-- To be done --
Scan the entries below and extract each line with the word "none" in it.

#####

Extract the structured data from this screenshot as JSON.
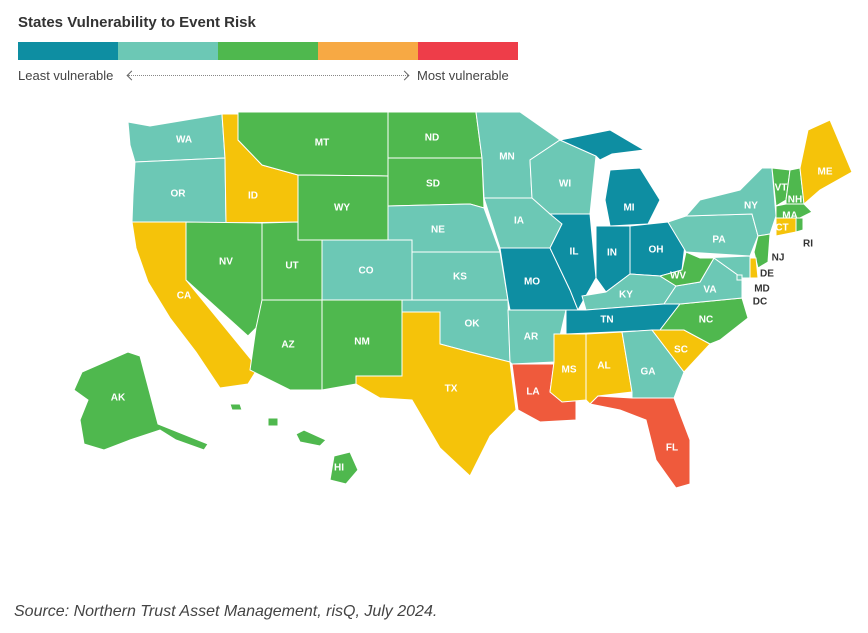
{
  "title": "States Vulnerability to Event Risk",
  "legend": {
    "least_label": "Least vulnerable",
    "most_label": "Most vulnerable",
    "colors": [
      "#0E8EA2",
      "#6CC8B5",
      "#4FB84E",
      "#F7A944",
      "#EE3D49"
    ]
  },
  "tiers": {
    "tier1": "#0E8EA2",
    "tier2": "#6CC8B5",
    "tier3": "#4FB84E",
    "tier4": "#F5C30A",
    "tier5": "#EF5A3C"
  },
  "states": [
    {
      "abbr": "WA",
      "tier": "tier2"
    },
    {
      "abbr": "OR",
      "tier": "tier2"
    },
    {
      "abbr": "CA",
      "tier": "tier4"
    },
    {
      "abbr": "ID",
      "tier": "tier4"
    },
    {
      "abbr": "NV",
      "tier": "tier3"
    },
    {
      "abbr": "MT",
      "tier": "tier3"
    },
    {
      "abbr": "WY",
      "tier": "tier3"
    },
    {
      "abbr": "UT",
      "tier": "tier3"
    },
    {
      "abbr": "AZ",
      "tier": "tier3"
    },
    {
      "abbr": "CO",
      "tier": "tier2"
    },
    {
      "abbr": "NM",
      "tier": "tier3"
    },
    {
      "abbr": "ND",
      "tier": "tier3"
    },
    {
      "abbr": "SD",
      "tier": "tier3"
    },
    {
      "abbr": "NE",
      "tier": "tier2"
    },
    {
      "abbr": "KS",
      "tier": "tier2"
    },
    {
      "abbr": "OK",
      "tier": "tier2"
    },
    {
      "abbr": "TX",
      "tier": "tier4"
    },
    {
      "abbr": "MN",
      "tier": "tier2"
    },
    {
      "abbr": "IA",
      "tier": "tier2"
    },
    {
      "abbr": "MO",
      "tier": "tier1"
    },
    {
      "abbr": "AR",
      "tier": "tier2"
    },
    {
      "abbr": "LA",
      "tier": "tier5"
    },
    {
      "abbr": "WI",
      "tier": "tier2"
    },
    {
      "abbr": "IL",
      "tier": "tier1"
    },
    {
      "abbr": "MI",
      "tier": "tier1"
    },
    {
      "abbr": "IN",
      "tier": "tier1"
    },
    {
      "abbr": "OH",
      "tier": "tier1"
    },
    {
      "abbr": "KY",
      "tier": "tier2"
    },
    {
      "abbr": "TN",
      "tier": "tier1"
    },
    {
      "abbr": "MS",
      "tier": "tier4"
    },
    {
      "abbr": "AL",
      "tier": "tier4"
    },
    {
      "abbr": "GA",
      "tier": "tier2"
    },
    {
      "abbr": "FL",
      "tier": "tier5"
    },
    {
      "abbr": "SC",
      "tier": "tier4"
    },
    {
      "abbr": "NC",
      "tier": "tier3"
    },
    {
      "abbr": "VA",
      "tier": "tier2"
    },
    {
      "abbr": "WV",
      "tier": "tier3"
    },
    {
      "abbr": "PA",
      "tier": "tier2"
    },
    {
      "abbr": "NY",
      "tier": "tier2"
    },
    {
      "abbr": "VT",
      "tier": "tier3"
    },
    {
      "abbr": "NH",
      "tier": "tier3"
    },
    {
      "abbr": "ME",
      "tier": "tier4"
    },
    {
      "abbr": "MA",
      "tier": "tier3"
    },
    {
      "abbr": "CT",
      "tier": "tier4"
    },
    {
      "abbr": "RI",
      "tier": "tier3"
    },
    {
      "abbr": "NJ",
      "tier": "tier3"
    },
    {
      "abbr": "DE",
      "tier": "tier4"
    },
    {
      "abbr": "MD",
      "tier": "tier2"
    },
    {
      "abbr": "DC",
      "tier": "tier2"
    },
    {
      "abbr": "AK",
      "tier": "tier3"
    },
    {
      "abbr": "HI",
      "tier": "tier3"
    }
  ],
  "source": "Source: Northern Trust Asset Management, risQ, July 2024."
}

#####

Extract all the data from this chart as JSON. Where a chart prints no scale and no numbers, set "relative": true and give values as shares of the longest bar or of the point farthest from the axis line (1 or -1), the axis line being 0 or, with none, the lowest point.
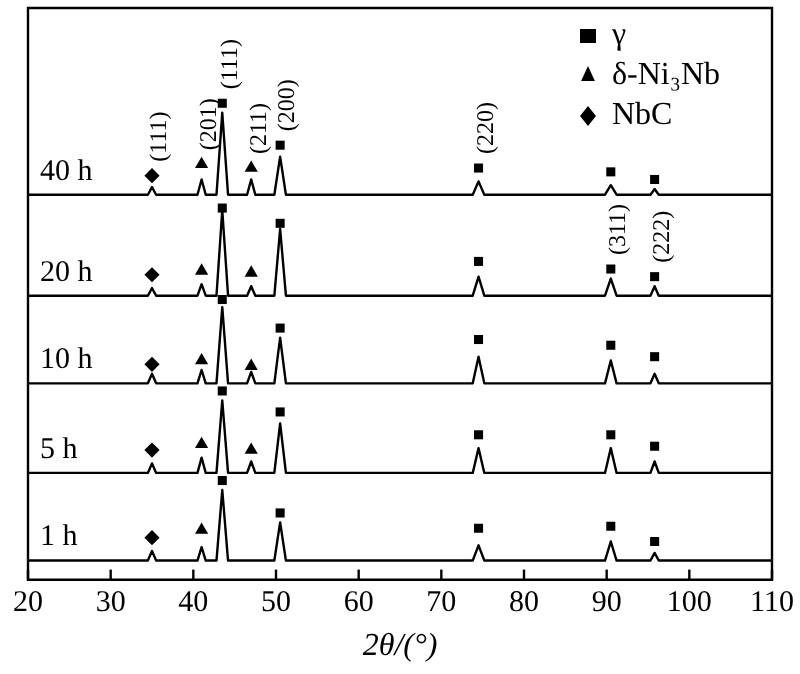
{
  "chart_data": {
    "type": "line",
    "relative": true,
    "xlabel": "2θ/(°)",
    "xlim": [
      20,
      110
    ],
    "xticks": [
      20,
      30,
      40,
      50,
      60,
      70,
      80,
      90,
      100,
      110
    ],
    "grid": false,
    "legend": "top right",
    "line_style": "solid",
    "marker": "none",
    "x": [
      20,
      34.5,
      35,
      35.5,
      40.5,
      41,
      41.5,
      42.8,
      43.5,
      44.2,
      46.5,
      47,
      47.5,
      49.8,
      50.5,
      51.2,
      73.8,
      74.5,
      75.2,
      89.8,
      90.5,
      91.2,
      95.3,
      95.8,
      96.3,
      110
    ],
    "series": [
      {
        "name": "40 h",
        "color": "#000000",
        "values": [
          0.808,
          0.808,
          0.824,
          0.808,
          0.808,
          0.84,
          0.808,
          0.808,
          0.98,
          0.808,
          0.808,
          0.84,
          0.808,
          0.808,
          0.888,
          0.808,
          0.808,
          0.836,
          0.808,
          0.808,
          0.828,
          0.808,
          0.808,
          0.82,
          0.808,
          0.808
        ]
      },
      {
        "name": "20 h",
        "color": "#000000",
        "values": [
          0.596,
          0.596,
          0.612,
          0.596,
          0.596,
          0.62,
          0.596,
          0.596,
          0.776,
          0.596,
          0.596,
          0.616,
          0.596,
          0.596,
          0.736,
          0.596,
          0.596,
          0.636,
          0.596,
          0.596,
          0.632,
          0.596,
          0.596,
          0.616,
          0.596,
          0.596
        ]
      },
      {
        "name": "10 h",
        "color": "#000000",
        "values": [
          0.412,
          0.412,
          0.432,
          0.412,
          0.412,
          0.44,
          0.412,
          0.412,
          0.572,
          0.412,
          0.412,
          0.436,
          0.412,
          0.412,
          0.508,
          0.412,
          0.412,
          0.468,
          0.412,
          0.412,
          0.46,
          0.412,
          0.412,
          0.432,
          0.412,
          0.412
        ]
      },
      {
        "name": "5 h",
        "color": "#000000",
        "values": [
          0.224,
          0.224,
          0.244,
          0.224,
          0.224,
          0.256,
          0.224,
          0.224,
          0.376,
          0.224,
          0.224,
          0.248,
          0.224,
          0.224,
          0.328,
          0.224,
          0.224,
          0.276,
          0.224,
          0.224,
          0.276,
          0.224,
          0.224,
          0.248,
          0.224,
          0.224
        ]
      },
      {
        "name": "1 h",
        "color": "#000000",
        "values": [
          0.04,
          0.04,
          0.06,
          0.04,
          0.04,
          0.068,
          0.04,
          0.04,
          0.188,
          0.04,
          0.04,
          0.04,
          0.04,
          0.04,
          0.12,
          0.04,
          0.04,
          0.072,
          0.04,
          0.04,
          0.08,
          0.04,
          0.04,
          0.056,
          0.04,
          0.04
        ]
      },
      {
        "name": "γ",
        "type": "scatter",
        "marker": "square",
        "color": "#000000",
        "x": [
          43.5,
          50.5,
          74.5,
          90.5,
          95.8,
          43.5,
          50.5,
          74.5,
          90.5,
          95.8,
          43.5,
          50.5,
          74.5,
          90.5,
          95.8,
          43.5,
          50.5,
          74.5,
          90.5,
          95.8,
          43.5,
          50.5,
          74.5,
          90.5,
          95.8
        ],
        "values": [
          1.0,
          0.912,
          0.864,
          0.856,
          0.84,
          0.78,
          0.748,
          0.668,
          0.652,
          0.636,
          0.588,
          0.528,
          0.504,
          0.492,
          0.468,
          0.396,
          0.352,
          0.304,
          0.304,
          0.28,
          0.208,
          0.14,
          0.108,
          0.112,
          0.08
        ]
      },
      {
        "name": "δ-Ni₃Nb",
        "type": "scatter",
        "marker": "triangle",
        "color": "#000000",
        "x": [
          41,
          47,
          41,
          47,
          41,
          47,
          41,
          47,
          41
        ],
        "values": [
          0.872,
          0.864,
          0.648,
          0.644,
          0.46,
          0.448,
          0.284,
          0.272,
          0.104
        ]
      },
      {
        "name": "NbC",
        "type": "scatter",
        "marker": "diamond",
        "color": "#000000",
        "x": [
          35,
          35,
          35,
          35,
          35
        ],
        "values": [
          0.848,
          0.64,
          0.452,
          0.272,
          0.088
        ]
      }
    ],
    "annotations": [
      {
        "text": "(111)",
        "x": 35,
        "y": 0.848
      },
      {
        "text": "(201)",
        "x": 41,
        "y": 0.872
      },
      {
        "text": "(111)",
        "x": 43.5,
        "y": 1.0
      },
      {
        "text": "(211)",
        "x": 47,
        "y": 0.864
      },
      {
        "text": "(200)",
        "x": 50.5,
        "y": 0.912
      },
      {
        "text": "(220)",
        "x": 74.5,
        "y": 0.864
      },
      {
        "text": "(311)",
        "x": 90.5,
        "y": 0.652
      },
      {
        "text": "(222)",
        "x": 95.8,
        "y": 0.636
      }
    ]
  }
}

#####

-- Full answer --
Extract all the data from this chart as JSON. Where a chart prints no scale and no numbers, set "relative": true and give values as shares of the longest bar or of the point farthest from the axis line (1 or -1), the axis line being 0 or, with none, the lowest point.
    "marker": "none",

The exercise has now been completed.